What the exercise asks: Transcribe all the entries word for word, omitting any pictures they contain.

Rows:
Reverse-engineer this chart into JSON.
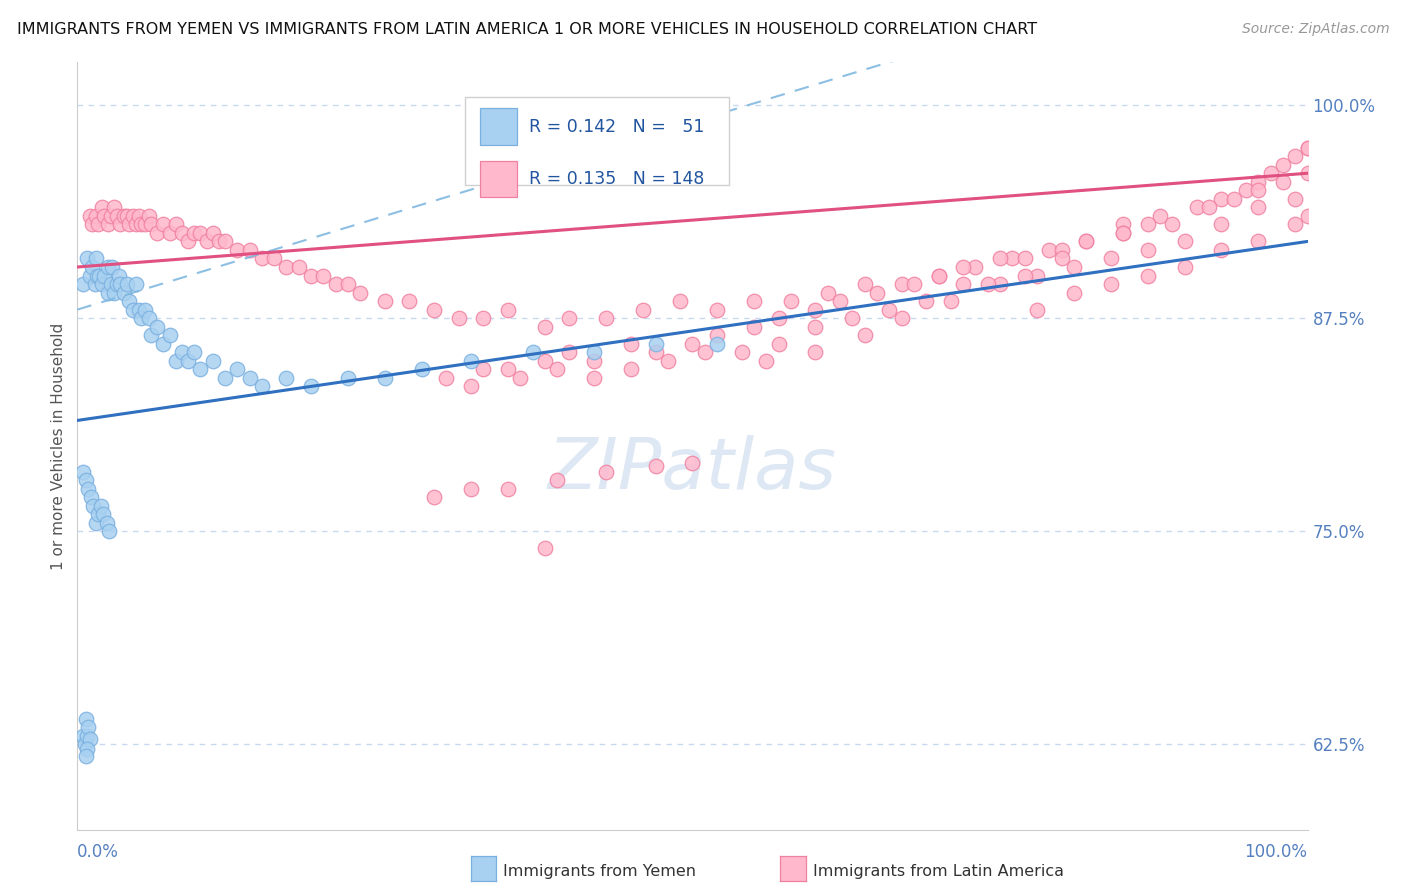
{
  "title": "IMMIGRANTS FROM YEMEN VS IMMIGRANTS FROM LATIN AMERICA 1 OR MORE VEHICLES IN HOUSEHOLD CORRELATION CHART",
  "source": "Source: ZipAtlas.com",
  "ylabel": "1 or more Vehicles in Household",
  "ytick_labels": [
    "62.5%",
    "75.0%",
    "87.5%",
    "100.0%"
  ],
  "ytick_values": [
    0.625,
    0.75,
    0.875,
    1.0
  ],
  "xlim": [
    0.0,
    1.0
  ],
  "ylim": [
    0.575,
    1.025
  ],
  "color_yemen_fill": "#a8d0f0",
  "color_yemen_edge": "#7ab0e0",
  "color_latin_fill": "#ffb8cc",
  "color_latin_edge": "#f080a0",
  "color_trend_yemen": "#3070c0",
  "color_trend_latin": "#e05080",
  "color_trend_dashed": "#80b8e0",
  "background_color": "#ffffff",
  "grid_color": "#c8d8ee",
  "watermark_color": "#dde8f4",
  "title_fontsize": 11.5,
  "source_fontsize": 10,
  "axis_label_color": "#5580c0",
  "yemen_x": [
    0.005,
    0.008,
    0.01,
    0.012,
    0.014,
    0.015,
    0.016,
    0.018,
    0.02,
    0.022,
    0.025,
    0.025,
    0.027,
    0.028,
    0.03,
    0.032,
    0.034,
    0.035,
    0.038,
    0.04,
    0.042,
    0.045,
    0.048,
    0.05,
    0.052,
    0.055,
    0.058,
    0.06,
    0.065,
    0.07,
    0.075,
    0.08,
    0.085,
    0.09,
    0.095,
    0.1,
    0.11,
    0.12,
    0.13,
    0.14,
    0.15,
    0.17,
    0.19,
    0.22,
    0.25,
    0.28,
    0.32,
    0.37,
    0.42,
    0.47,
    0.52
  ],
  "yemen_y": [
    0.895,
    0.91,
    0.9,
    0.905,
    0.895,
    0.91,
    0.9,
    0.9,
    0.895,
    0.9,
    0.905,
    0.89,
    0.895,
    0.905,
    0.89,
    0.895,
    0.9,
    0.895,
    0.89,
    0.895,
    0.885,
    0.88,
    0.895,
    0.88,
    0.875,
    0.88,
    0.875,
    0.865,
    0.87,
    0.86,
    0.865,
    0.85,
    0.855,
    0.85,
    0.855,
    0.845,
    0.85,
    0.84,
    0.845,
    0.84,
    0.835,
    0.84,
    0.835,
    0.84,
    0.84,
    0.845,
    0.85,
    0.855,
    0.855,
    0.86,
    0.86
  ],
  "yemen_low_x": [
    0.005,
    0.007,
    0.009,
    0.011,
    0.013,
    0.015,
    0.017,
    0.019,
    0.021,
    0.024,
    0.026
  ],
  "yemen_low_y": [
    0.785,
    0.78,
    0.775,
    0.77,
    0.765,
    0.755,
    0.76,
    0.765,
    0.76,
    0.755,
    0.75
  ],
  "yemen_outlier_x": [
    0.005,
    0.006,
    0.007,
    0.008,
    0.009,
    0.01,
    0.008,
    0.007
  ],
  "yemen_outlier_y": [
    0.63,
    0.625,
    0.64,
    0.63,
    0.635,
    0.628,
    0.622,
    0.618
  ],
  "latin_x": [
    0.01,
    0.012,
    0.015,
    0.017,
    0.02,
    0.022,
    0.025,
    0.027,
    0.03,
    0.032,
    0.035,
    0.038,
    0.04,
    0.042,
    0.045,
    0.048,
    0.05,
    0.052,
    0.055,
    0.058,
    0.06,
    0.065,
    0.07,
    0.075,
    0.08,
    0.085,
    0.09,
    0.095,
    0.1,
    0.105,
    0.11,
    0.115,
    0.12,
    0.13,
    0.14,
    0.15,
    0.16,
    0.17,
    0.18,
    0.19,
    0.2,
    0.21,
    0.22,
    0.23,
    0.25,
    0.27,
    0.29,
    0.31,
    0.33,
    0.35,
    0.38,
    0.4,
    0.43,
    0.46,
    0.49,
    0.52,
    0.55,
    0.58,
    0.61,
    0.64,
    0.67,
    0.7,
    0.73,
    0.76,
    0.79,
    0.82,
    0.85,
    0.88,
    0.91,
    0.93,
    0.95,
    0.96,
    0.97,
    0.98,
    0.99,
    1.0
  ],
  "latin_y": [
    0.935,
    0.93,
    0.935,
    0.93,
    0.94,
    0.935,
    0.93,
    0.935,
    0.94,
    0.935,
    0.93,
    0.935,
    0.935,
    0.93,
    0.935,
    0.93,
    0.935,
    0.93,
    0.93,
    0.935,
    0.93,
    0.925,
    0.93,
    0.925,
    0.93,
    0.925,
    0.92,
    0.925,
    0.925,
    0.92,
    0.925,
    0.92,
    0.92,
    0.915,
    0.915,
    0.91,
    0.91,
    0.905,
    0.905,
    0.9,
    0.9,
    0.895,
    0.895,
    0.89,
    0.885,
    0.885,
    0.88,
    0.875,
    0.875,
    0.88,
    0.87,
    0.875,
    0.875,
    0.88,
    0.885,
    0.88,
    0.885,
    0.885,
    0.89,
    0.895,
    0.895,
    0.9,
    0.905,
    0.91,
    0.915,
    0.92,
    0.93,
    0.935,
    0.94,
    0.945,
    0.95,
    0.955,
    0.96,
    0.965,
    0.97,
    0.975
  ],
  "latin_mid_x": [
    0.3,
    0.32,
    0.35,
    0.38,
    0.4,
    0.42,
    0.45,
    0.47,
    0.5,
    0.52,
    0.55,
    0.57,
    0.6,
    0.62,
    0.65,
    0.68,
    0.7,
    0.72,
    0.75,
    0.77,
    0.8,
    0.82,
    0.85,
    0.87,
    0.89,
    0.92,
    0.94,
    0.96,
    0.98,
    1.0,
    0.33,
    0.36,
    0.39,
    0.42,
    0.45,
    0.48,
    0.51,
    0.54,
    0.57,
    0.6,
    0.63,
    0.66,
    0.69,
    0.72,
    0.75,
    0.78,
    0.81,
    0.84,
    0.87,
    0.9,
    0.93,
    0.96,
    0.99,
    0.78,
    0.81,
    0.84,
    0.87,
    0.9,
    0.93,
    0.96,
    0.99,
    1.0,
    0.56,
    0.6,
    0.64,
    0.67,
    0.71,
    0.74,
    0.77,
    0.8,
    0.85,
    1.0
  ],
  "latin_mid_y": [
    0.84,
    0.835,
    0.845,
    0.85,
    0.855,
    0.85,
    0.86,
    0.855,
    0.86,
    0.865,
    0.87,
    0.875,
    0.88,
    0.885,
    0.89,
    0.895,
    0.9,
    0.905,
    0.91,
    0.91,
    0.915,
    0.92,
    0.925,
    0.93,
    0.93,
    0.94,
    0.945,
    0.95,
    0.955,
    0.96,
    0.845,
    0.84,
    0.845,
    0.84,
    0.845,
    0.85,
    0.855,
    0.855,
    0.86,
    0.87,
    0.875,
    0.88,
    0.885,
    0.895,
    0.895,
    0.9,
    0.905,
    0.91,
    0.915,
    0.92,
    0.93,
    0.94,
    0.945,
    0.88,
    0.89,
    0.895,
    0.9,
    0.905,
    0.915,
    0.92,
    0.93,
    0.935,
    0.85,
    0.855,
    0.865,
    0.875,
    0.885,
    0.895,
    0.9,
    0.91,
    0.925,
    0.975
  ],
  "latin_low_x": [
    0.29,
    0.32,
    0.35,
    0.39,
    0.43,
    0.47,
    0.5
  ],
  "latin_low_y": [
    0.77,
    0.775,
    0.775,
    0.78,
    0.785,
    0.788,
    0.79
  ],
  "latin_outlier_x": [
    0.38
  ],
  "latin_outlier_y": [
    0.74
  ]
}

Written response:
Reverse-engineer this chart into JSON.
{
  "title": "IMMIGRANTS FROM YEMEN VS IMMIGRANTS FROM LATIN AMERICA 1 OR MORE VEHICLES IN HOUSEHOLD CORRELATION CHART",
  "source": "Source: ZipAtlas.com",
  "ylabel": "1 or more Vehicles in Household",
  "ytick_labels": [
    "62.5%",
    "75.0%",
    "87.5%",
    "100.0%"
  ],
  "ytick_values": [
    0.625,
    0.75,
    0.875,
    1.0
  ],
  "xlim": [
    0.0,
    1.0
  ],
  "ylim": [
    0.575,
    1.025
  ],
  "color_yemen_fill": "#a8d0f0",
  "color_yemen_edge": "#7ab0e0",
  "color_latin_fill": "#ffb8cc",
  "color_latin_edge": "#f080a0",
  "color_trend_yemen": "#3070c0",
  "color_trend_latin": "#e05080",
  "color_trend_dashed": "#80b8e0",
  "background_color": "#ffffff",
  "grid_color": "#c8d8ee",
  "watermark_color": "#dde8f4",
  "title_fontsize": 11.5,
  "source_fontsize": 10,
  "axis_label_color": "#5580c0",
  "yemen_x": [
    0.005,
    0.008,
    0.01,
    0.012,
    0.014,
    0.015,
    0.016,
    0.018,
    0.02,
    0.022,
    0.025,
    0.025,
    0.027,
    0.028,
    0.03,
    0.032,
    0.034,
    0.035,
    0.038,
    0.04,
    0.042,
    0.045,
    0.048,
    0.05,
    0.052,
    0.055,
    0.058,
    0.06,
    0.065,
    0.07,
    0.075,
    0.08,
    0.085,
    0.09,
    0.095,
    0.1,
    0.11,
    0.12,
    0.13,
    0.14,
    0.15,
    0.17,
    0.19,
    0.22,
    0.25,
    0.28,
    0.32,
    0.37,
    0.42,
    0.47,
    0.52
  ],
  "yemen_y": [
    0.895,
    0.91,
    0.9,
    0.905,
    0.895,
    0.91,
    0.9,
    0.9,
    0.895,
    0.9,
    0.905,
    0.89,
    0.895,
    0.905,
    0.89,
    0.895,
    0.9,
    0.895,
    0.89,
    0.895,
    0.885,
    0.88,
    0.895,
    0.88,
    0.875,
    0.88,
    0.875,
    0.865,
    0.87,
    0.86,
    0.865,
    0.85,
    0.855,
    0.85,
    0.855,
    0.845,
    0.85,
    0.84,
    0.845,
    0.84,
    0.835,
    0.84,
    0.835,
    0.84,
    0.84,
    0.845,
    0.85,
    0.855,
    0.855,
    0.86,
    0.86
  ],
  "yemen_low_x": [
    0.005,
    0.007,
    0.009,
    0.011,
    0.013,
    0.015,
    0.017,
    0.019,
    0.021,
    0.024,
    0.026
  ],
  "yemen_low_y": [
    0.785,
    0.78,
    0.775,
    0.77,
    0.765,
    0.755,
    0.76,
    0.765,
    0.76,
    0.755,
    0.75
  ],
  "yemen_outlier_x": [
    0.005,
    0.006,
    0.007,
    0.008,
    0.009,
    0.01,
    0.008,
    0.007
  ],
  "yemen_outlier_y": [
    0.63,
    0.625,
    0.64,
    0.63,
    0.635,
    0.628,
    0.622,
    0.618
  ],
  "latin_x": [
    0.01,
    0.012,
    0.015,
    0.017,
    0.02,
    0.022,
    0.025,
    0.027,
    0.03,
    0.032,
    0.035,
    0.038,
    0.04,
    0.042,
    0.045,
    0.048,
    0.05,
    0.052,
    0.055,
    0.058,
    0.06,
    0.065,
    0.07,
    0.075,
    0.08,
    0.085,
    0.09,
    0.095,
    0.1,
    0.105,
    0.11,
    0.115,
    0.12,
    0.13,
    0.14,
    0.15,
    0.16,
    0.17,
    0.18,
    0.19,
    0.2,
    0.21,
    0.22,
    0.23,
    0.25,
    0.27,
    0.29,
    0.31,
    0.33,
    0.35,
    0.38,
    0.4,
    0.43,
    0.46,
    0.49,
    0.52,
    0.55,
    0.58,
    0.61,
    0.64,
    0.67,
    0.7,
    0.73,
    0.76,
    0.79,
    0.82,
    0.85,
    0.88,
    0.91,
    0.93,
    0.95,
    0.96,
    0.97,
    0.98,
    0.99,
    1.0
  ],
  "latin_y": [
    0.935,
    0.93,
    0.935,
    0.93,
    0.94,
    0.935,
    0.93,
    0.935,
    0.94,
    0.935,
    0.93,
    0.935,
    0.935,
    0.93,
    0.935,
    0.93,
    0.935,
    0.93,
    0.93,
    0.935,
    0.93,
    0.925,
    0.93,
    0.925,
    0.93,
    0.925,
    0.92,
    0.925,
    0.925,
    0.92,
    0.925,
    0.92,
    0.92,
    0.915,
    0.915,
    0.91,
    0.91,
    0.905,
    0.905,
    0.9,
    0.9,
    0.895,
    0.895,
    0.89,
    0.885,
    0.885,
    0.88,
    0.875,
    0.875,
    0.88,
    0.87,
    0.875,
    0.875,
    0.88,
    0.885,
    0.88,
    0.885,
    0.885,
    0.89,
    0.895,
    0.895,
    0.9,
    0.905,
    0.91,
    0.915,
    0.92,
    0.93,
    0.935,
    0.94,
    0.945,
    0.95,
    0.955,
    0.96,
    0.965,
    0.97,
    0.975
  ],
  "latin_mid_x": [
    0.3,
    0.32,
    0.35,
    0.38,
    0.4,
    0.42,
    0.45,
    0.47,
    0.5,
    0.52,
    0.55,
    0.57,
    0.6,
    0.62,
    0.65,
    0.68,
    0.7,
    0.72,
    0.75,
    0.77,
    0.8,
    0.82,
    0.85,
    0.87,
    0.89,
    0.92,
    0.94,
    0.96,
    0.98,
    1.0,
    0.33,
    0.36,
    0.39,
    0.42,
    0.45,
    0.48,
    0.51,
    0.54,
    0.57,
    0.6,
    0.63,
    0.66,
    0.69,
    0.72,
    0.75,
    0.78,
    0.81,
    0.84,
    0.87,
    0.9,
    0.93,
    0.96,
    0.99,
    0.78,
    0.81,
    0.84,
    0.87,
    0.9,
    0.93,
    0.96,
    0.99,
    1.0,
    0.56,
    0.6,
    0.64,
    0.67,
    0.71,
    0.74,
    0.77,
    0.8,
    0.85,
    1.0
  ],
  "latin_mid_y": [
    0.84,
    0.835,
    0.845,
    0.85,
    0.855,
    0.85,
    0.86,
    0.855,
    0.86,
    0.865,
    0.87,
    0.875,
    0.88,
    0.885,
    0.89,
    0.895,
    0.9,
    0.905,
    0.91,
    0.91,
    0.915,
    0.92,
    0.925,
    0.93,
    0.93,
    0.94,
    0.945,
    0.95,
    0.955,
    0.96,
    0.845,
    0.84,
    0.845,
    0.84,
    0.845,
    0.85,
    0.855,
    0.855,
    0.86,
    0.87,
    0.875,
    0.88,
    0.885,
    0.895,
    0.895,
    0.9,
    0.905,
    0.91,
    0.915,
    0.92,
    0.93,
    0.94,
    0.945,
    0.88,
    0.89,
    0.895,
    0.9,
    0.905,
    0.915,
    0.92,
    0.93,
    0.935,
    0.85,
    0.855,
    0.865,
    0.875,
    0.885,
    0.895,
    0.9,
    0.91,
    0.925,
    0.975
  ],
  "latin_low_x": [
    0.29,
    0.32,
    0.35,
    0.39,
    0.43,
    0.47,
    0.5
  ],
  "latin_low_y": [
    0.77,
    0.775,
    0.775,
    0.78,
    0.785,
    0.788,
    0.79
  ],
  "latin_outlier_x": [
    0.38
  ],
  "latin_outlier_y": [
    0.74
  ]
}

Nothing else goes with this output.